* [WORK TO DO] From the material below, list every line containing "nappe".

* [DATA SUPPLIED]
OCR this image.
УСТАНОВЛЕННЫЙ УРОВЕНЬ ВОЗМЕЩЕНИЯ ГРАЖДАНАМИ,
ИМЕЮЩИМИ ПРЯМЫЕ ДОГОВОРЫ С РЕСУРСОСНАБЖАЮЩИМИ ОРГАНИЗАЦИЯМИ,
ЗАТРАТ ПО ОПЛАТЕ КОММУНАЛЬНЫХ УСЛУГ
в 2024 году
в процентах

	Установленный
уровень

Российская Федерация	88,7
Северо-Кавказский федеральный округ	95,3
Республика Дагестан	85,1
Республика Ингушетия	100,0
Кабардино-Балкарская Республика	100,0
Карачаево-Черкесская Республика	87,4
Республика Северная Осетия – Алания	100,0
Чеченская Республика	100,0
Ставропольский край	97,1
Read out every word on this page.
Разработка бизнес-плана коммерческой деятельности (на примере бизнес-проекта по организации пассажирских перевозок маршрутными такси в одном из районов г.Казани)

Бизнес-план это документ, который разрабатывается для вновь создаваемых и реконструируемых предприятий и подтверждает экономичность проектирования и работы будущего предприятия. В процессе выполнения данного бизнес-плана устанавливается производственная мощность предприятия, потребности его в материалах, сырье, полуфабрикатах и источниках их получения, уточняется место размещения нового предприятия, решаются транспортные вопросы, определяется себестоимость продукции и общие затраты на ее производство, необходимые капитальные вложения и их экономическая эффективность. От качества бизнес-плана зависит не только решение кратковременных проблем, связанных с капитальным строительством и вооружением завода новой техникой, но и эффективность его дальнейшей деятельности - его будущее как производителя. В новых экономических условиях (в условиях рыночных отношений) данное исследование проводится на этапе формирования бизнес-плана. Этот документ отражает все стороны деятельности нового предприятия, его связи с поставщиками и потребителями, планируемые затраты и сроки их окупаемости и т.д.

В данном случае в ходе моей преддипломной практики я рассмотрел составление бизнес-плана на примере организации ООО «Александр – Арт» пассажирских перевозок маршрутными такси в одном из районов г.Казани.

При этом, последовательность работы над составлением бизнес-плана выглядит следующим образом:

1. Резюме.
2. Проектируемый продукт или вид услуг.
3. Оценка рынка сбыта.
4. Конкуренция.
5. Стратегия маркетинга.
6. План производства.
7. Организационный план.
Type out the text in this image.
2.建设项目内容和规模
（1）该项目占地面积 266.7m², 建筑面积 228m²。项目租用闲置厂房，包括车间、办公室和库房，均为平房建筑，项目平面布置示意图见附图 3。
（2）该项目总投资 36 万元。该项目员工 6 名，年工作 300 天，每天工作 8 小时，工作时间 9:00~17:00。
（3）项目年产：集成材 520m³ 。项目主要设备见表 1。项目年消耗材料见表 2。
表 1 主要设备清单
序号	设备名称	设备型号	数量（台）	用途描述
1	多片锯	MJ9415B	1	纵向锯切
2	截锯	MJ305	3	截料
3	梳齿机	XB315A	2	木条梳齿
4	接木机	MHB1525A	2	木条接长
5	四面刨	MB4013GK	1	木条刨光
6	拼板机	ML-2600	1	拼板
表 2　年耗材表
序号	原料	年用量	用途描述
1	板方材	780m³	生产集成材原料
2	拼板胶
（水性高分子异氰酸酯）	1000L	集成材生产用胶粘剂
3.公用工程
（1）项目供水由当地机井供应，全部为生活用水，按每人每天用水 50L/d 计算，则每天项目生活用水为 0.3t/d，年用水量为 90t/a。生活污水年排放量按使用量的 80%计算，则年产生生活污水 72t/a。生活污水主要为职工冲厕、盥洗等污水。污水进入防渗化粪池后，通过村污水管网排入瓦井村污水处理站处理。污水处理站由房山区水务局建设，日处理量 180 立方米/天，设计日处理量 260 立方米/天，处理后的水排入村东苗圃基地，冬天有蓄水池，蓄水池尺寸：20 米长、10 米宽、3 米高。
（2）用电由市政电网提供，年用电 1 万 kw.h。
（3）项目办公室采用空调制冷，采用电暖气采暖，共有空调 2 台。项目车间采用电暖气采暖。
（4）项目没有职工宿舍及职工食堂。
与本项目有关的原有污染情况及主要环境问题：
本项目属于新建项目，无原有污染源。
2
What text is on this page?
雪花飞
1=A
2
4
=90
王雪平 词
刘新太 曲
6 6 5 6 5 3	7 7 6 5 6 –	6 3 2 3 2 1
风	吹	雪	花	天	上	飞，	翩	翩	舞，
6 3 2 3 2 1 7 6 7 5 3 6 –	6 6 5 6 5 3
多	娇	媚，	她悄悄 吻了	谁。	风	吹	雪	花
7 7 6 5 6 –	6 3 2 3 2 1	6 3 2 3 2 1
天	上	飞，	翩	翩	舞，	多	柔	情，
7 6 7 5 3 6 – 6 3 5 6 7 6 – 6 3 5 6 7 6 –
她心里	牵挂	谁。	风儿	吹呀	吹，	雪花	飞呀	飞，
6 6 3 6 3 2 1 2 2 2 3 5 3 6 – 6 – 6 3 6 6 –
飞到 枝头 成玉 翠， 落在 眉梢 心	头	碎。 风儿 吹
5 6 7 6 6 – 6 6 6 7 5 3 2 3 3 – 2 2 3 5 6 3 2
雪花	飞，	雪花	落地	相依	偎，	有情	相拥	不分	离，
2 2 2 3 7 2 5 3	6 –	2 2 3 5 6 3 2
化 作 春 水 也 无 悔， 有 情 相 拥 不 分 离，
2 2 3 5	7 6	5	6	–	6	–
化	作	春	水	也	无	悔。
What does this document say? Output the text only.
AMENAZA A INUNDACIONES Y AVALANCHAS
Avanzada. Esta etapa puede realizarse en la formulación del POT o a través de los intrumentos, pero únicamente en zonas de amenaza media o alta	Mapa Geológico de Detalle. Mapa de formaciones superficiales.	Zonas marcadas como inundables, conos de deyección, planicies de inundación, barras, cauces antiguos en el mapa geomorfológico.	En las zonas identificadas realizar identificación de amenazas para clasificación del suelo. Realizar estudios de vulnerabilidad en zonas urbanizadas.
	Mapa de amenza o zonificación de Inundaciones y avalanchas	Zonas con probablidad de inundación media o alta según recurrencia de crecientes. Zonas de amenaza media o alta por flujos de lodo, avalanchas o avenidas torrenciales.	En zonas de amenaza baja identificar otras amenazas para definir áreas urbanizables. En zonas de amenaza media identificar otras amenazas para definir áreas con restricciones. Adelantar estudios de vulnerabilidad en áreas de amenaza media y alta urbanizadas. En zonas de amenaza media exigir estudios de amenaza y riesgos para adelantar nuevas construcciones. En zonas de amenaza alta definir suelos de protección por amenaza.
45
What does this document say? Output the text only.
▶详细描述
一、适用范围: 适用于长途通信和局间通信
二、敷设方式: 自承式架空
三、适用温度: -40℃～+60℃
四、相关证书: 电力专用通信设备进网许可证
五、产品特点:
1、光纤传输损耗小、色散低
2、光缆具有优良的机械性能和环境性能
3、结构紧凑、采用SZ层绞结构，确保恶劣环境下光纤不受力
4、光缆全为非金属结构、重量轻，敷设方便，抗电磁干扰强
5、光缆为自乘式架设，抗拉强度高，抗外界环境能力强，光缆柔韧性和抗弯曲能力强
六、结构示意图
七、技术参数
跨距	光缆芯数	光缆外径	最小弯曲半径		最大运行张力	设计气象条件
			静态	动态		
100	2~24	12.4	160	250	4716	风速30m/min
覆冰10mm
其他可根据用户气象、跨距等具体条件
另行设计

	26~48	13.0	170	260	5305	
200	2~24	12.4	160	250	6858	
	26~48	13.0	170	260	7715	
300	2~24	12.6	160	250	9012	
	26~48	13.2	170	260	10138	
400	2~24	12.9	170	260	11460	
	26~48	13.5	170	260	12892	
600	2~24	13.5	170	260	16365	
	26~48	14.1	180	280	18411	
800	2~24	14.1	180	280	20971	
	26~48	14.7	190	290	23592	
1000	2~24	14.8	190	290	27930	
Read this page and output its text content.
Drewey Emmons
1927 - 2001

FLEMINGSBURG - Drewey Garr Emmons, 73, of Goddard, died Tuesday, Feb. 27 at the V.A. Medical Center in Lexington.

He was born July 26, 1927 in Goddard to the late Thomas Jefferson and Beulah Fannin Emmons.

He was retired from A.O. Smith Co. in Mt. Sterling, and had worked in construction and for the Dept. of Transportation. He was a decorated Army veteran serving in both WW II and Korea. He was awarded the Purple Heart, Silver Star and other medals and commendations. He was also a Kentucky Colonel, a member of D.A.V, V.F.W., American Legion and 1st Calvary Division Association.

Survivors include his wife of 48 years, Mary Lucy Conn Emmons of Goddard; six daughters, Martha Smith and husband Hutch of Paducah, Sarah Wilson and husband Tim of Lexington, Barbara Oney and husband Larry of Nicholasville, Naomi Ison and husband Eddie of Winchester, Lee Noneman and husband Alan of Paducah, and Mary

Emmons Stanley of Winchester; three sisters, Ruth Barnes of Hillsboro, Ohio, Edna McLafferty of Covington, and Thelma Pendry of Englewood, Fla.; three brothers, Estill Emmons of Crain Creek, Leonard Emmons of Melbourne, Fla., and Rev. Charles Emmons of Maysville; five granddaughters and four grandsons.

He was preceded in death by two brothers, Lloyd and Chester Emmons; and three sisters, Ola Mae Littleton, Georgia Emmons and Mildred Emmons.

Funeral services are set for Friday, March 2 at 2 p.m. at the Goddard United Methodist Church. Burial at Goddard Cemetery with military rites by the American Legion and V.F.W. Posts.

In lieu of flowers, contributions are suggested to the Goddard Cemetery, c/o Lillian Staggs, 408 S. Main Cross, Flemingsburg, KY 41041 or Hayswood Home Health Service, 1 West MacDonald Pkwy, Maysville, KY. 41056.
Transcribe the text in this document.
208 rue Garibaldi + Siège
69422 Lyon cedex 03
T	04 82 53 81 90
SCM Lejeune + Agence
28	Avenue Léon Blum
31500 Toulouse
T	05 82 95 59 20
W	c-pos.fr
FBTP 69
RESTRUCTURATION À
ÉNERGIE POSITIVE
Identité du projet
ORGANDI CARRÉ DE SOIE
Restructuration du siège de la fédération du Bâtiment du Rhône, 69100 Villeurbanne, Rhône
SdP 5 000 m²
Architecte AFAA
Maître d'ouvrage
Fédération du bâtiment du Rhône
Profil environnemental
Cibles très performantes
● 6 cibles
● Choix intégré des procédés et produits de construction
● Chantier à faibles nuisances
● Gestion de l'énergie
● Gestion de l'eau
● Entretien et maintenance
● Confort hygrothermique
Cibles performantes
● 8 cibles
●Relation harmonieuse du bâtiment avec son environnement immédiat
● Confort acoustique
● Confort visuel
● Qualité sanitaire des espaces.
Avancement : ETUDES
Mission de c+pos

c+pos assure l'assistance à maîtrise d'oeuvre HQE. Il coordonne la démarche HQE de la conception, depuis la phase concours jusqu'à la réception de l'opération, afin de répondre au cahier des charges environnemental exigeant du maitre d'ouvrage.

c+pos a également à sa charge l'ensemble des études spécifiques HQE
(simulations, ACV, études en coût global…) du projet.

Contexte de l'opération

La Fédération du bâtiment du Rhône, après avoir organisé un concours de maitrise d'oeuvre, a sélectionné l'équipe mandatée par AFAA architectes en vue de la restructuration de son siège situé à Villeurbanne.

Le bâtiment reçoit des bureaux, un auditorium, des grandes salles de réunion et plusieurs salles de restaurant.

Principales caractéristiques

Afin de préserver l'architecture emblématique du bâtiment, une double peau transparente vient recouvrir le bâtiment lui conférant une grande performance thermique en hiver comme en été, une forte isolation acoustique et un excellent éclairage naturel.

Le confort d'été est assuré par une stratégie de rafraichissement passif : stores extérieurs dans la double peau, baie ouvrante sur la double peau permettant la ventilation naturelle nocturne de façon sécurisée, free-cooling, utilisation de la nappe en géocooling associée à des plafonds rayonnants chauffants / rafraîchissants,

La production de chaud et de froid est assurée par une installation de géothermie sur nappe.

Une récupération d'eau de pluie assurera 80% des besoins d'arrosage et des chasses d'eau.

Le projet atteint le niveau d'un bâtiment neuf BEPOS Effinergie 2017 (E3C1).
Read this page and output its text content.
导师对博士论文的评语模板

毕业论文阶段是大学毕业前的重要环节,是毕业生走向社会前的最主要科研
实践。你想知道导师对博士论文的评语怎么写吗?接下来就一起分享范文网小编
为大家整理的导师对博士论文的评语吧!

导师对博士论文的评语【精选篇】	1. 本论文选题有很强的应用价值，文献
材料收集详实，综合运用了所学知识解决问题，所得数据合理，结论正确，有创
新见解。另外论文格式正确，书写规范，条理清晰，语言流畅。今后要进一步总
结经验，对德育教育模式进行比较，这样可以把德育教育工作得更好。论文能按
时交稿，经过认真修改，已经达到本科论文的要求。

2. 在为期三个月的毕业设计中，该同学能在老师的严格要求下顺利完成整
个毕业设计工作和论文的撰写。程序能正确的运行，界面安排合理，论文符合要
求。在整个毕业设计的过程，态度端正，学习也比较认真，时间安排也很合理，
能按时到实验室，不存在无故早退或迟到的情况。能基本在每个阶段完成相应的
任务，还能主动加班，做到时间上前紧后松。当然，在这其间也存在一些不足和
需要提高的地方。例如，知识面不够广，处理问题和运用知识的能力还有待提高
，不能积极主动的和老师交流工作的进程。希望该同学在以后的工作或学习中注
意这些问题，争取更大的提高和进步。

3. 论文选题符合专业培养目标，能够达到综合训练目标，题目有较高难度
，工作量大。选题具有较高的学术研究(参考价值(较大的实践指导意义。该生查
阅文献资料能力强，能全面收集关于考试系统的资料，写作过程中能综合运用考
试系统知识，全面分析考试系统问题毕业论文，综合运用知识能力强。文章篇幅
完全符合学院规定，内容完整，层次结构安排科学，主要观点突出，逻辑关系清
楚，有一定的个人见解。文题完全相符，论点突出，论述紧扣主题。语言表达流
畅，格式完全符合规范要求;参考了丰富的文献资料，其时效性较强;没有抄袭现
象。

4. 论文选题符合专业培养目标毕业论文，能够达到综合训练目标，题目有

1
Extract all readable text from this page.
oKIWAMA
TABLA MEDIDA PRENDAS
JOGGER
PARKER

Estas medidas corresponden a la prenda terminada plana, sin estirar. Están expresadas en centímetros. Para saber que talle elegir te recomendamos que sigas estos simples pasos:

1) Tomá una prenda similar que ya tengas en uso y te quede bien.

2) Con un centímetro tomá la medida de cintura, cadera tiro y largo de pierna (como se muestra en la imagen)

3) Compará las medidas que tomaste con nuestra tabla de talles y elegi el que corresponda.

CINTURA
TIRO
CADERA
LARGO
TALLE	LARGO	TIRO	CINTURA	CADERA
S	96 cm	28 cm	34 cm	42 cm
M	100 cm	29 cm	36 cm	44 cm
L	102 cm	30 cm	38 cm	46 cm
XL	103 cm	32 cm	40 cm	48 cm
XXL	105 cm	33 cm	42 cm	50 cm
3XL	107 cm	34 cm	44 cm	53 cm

* [EXERCISE OUTPUT]
Le confort d'été est assuré par une stratégie de rafraichissement passif : stores extérieurs dans la double peau, baie ouvrante sur la double peau permettant la ventilation naturelle nocturne de façon sécurisée, free-cooling, utilisation de la nappe en géocooling associée à des plafonds rayonnants chauffants / rafraîchissants,
La production de chaud et de froid est assurée par une installation de géothermie sur nappe.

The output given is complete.